▶ **Source document**
* BEGIN *

[Faith-talk] Prayer Request for a Personal Issue
Beth Wright
beth.wright at mindspring.com
Wed May 31 12:59:08 CDT 2006
Mary, I will certainly be praying for you. I hope you can resolve this
difficult situation with your parents.
Beth Wright
----- Original Message -----
From: "Mary Donahue" <braille at sbcglobal.net>
To: "Faith-talk,for the discussion of faith and religion"
<faith-talk at nfbnet.org>; <for.the.faith-faith-talk at nfbnet.org>
Sent: Wednesday, May 31, 2006 1:19 PM
Subject: [Faith-talk] Prayer Request for a Personal Issue
> Good morning everyone,
>
> I pray everyone is having a blessed day. I am writing to send a prayer
> request about a personal issue regarding me and my parents.

* END *

▶ **Records supplied**
* BEGIN *

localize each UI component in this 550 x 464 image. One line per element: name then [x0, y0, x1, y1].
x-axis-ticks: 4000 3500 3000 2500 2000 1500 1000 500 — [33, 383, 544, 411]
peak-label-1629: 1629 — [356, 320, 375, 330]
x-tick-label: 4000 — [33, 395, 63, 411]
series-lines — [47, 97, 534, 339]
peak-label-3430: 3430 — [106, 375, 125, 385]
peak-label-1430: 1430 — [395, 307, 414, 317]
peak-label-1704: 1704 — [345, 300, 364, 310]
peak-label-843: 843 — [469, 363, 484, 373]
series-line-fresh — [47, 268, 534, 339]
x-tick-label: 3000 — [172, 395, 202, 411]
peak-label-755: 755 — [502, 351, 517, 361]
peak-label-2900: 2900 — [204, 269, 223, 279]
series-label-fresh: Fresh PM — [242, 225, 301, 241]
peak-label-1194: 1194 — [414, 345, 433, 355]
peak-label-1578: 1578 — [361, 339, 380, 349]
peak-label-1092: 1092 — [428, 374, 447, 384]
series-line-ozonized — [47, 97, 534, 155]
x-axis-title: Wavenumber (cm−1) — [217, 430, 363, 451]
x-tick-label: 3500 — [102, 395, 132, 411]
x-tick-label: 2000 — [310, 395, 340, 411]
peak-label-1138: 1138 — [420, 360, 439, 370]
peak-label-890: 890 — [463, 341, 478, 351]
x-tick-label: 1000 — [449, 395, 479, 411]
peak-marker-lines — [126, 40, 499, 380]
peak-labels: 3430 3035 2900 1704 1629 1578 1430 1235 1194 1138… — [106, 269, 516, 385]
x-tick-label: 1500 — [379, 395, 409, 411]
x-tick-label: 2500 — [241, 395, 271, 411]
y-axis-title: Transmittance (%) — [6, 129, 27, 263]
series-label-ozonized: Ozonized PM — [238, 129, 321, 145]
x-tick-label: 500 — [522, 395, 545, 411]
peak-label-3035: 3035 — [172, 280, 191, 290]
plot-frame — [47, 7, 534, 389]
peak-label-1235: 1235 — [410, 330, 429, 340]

* END *

▶ **Task instructions**
**A.** Rewrite the paragraph in the email that begins "Mary, I will certainly be praying" as one shorter sentence that keeps its main points.
**B.** Duplicate the part of the email starting at "<faith-talk at nfbnet.org>;" and ending at "and my parents.".

▶ **Task solutions**
**A.** Beth Wright promises to pray for Mary and hopes the difficult situation with Mary's parents can be resolved.

**B.**
<faith-talk at nfbnet.org>; <for.the.faith-faith-talk at nfbnet.org>
Sent: Wednesday, May 31, 2006 1:19 PM
Subject: [Faith-talk] Prayer Request for a Personal Issue
> Good morning everyone,
>
> I pray everyone is having a blessed day. I am writing to send a prayer
> request about a personal issue regarding me and my parents.